SET PROBLEM => Each line that holds the word "state" counts once; report how many lines do so and nothing else.
□ □ □ □
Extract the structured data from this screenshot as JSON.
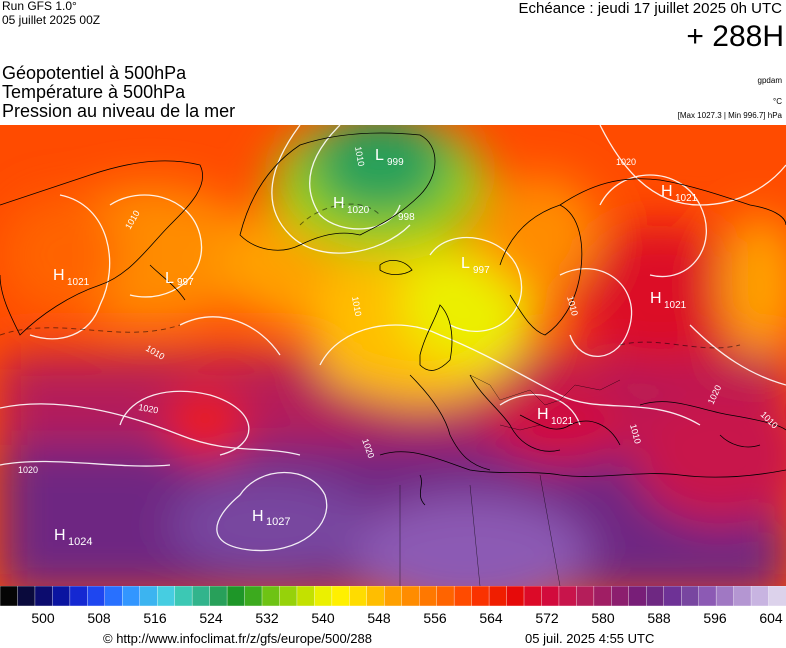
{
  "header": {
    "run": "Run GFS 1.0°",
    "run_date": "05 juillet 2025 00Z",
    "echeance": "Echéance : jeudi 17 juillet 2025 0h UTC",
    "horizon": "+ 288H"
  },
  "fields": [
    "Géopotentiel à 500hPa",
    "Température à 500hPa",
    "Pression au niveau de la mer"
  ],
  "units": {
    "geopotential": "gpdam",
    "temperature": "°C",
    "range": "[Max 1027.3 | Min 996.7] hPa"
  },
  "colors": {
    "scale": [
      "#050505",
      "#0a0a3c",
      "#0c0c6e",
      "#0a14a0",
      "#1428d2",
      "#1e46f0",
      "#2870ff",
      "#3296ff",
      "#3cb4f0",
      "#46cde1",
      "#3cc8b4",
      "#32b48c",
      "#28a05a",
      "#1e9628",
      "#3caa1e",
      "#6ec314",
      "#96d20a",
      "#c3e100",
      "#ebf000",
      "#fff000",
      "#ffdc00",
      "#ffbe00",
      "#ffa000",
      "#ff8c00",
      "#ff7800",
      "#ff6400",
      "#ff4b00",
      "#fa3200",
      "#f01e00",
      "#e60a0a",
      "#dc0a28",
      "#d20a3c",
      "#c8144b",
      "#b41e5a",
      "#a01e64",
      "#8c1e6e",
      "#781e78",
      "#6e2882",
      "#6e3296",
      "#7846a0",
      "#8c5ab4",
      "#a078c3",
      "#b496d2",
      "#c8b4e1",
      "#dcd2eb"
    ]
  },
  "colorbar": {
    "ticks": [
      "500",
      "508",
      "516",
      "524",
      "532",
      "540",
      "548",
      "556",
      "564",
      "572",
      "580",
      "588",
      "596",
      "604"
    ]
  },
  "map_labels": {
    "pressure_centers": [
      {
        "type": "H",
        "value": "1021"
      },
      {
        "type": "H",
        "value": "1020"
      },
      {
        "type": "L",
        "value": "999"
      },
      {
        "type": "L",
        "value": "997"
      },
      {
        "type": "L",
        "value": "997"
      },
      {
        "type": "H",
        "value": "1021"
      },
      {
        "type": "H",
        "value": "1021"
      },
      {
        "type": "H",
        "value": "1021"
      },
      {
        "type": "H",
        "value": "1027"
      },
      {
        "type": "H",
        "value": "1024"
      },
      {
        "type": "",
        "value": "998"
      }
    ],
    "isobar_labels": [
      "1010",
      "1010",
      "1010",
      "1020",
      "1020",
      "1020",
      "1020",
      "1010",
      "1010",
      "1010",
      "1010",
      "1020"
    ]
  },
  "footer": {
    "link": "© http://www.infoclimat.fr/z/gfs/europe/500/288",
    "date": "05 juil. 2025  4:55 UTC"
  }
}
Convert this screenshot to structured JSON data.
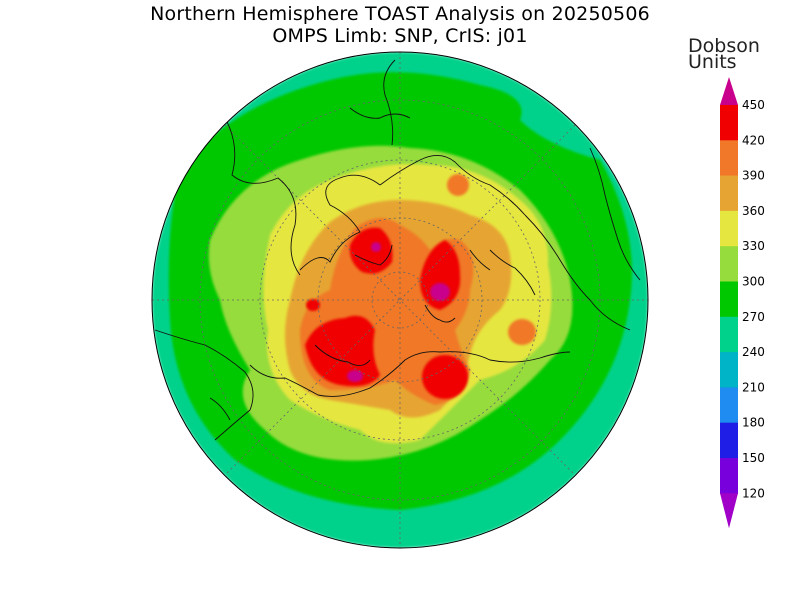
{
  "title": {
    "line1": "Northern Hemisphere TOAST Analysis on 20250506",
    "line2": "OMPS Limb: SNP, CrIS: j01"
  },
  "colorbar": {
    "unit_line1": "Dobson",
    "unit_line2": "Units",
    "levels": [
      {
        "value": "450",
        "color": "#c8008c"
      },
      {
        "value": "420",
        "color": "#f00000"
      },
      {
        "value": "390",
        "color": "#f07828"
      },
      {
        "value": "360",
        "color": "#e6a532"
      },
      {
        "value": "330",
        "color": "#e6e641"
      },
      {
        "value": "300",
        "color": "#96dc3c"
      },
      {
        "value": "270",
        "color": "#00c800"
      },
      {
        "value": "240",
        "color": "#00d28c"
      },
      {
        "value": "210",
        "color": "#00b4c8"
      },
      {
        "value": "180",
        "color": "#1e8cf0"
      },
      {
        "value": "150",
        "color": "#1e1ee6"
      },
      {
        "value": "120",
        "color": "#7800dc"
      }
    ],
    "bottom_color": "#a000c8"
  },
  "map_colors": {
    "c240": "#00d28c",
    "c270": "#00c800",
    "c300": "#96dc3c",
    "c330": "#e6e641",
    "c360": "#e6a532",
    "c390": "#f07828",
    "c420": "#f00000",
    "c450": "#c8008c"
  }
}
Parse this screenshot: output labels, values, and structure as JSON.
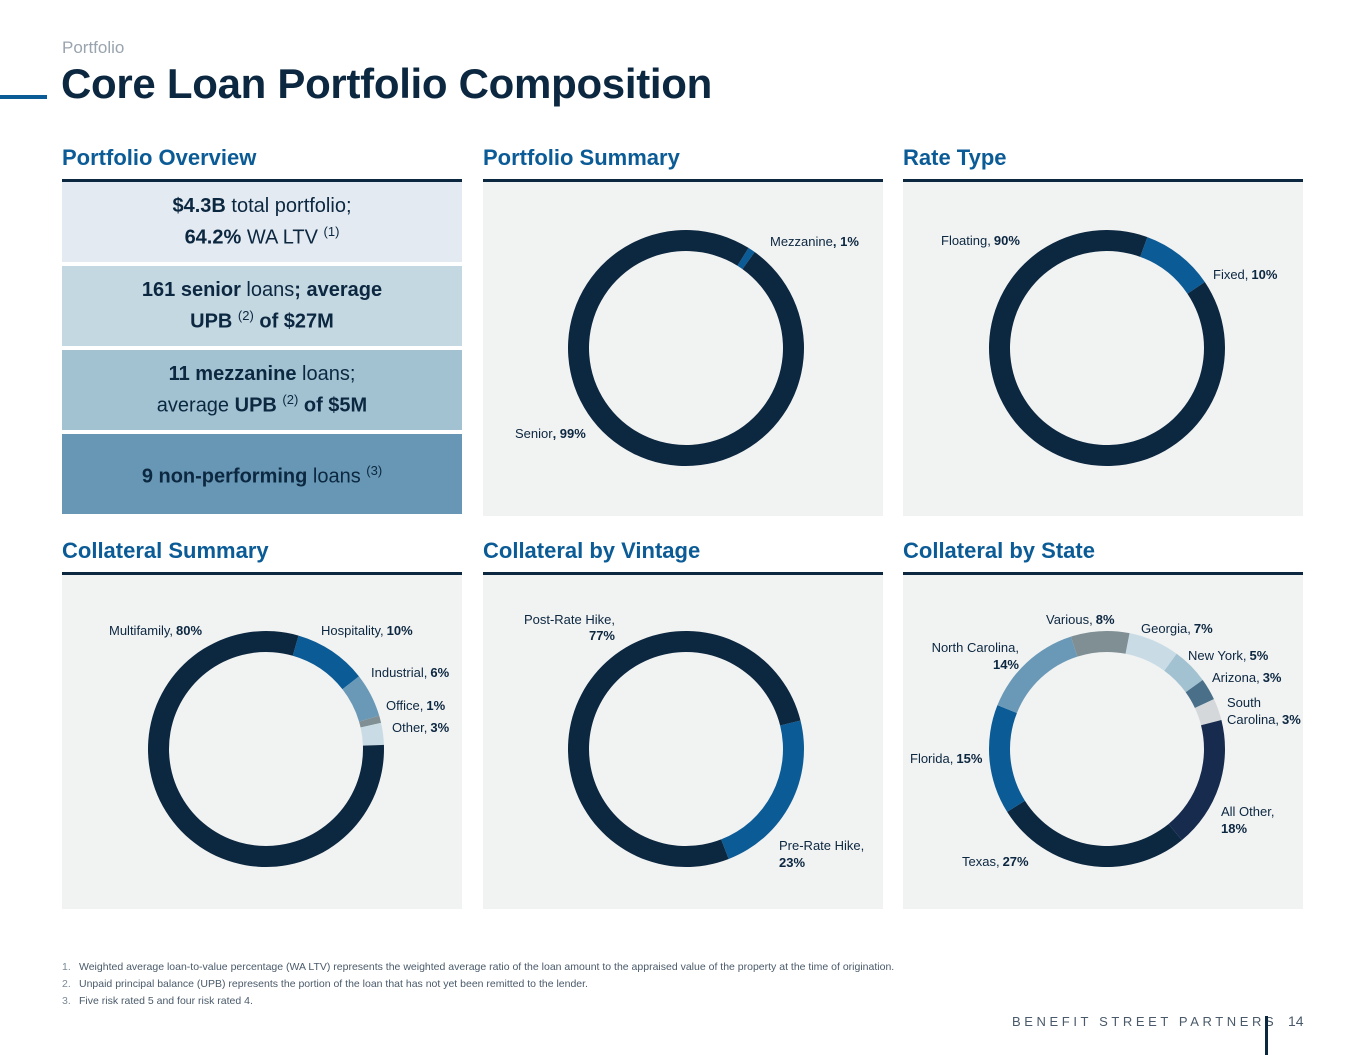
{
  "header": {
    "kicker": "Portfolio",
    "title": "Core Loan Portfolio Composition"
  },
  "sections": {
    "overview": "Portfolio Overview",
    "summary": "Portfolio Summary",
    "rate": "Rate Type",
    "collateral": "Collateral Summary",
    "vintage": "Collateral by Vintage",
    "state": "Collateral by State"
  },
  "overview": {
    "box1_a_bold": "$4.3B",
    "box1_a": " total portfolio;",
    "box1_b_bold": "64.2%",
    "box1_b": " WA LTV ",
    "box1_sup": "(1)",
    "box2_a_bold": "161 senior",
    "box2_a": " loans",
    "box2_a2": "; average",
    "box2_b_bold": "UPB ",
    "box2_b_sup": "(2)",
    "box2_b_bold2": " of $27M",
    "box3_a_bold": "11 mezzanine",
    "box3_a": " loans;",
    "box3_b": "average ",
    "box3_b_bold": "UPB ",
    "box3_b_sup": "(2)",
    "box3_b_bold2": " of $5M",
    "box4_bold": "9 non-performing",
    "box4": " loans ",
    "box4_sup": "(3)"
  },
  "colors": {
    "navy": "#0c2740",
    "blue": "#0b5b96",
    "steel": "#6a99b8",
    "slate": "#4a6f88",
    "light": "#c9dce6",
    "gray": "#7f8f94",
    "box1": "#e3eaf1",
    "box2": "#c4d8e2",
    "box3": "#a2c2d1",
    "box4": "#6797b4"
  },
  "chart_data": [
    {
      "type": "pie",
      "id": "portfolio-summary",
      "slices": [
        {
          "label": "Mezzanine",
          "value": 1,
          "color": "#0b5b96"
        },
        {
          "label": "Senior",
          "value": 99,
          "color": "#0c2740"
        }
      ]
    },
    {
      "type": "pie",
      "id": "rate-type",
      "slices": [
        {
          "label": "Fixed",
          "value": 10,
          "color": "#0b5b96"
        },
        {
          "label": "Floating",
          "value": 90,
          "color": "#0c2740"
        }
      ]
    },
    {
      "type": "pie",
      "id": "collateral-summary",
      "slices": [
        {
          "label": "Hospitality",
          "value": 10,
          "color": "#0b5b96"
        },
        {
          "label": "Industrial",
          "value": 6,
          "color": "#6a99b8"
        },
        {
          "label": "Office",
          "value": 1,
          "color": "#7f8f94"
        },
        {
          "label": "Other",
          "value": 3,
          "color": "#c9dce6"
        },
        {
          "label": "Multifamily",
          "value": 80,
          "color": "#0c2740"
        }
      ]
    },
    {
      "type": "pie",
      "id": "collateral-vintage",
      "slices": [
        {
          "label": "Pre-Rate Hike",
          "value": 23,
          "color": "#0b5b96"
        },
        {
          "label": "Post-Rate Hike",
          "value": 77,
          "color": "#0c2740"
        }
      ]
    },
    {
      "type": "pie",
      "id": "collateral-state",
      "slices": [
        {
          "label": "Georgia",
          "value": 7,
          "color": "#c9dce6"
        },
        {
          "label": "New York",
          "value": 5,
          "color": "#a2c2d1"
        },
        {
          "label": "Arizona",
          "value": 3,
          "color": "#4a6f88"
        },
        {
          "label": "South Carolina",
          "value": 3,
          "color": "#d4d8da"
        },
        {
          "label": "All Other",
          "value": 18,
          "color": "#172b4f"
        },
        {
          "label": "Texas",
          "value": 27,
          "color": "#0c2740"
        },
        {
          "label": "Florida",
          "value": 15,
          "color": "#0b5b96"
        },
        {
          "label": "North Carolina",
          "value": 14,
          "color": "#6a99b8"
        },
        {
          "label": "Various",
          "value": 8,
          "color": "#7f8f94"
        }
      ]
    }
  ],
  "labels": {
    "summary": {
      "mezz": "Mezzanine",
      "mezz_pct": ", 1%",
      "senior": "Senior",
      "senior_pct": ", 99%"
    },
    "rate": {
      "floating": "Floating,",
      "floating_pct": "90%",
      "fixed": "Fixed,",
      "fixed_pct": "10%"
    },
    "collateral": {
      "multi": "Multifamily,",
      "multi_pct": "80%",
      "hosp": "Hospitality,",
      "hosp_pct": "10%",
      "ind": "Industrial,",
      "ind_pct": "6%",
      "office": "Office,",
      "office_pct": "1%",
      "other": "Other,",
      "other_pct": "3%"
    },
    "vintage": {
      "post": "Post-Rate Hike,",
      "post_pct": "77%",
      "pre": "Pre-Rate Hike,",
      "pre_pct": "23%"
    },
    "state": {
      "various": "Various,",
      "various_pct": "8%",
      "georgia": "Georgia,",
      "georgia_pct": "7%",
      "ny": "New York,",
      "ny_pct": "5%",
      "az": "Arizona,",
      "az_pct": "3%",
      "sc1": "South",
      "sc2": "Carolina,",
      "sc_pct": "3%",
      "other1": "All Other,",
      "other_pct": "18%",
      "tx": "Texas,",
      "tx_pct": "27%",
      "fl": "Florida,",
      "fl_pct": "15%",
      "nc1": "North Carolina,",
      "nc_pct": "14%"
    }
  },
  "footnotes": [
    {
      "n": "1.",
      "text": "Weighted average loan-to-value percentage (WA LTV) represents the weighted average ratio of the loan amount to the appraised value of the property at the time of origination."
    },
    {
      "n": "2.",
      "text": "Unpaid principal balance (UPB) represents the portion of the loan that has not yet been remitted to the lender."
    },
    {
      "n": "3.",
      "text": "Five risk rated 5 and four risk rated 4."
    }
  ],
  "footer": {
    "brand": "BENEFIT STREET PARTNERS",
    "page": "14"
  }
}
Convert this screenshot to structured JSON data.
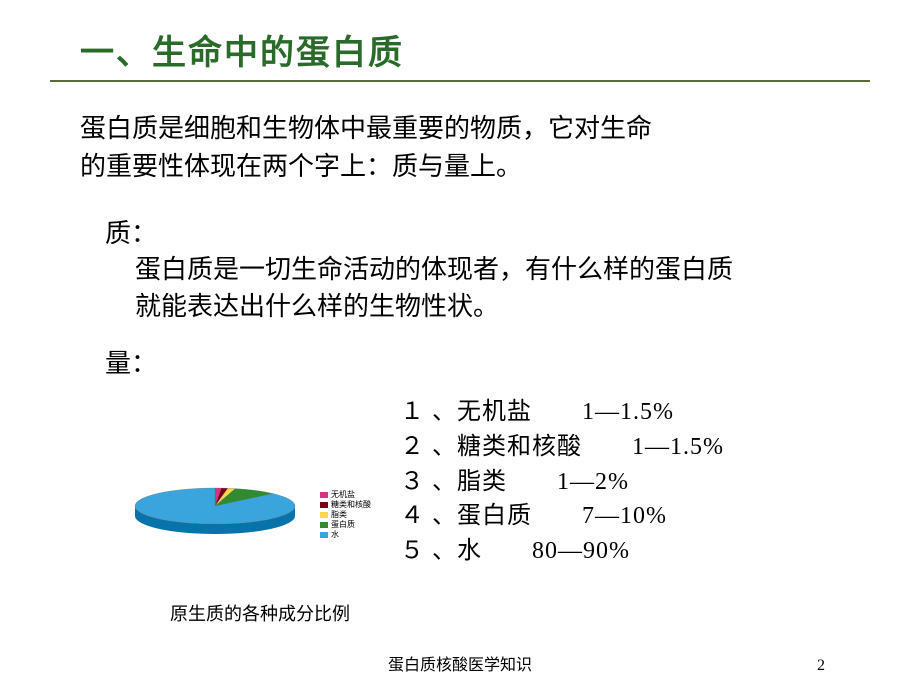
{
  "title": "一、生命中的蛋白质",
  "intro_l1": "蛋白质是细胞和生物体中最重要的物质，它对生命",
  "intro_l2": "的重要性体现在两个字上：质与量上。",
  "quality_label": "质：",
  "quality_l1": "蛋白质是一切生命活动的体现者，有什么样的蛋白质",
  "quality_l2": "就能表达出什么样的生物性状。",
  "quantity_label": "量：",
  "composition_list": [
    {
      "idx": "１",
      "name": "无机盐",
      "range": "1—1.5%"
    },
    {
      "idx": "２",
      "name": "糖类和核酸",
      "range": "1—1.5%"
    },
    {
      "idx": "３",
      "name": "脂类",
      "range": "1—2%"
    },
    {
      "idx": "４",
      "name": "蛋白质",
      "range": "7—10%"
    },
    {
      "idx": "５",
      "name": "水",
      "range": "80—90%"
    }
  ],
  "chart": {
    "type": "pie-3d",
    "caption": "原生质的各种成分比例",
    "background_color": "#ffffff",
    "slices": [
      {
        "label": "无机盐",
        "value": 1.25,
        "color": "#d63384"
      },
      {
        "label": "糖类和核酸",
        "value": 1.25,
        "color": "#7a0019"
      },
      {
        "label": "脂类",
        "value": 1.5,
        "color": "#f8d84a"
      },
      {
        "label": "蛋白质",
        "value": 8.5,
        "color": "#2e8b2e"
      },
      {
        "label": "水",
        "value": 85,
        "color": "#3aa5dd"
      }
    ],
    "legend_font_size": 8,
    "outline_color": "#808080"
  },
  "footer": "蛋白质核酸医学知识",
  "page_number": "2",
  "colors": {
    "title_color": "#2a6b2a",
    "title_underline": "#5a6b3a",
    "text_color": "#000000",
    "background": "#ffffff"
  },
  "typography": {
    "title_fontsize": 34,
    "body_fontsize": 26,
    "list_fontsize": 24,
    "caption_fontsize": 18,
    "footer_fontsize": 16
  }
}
□ □ □ □
ANSWER TO THE PROBLEM => 3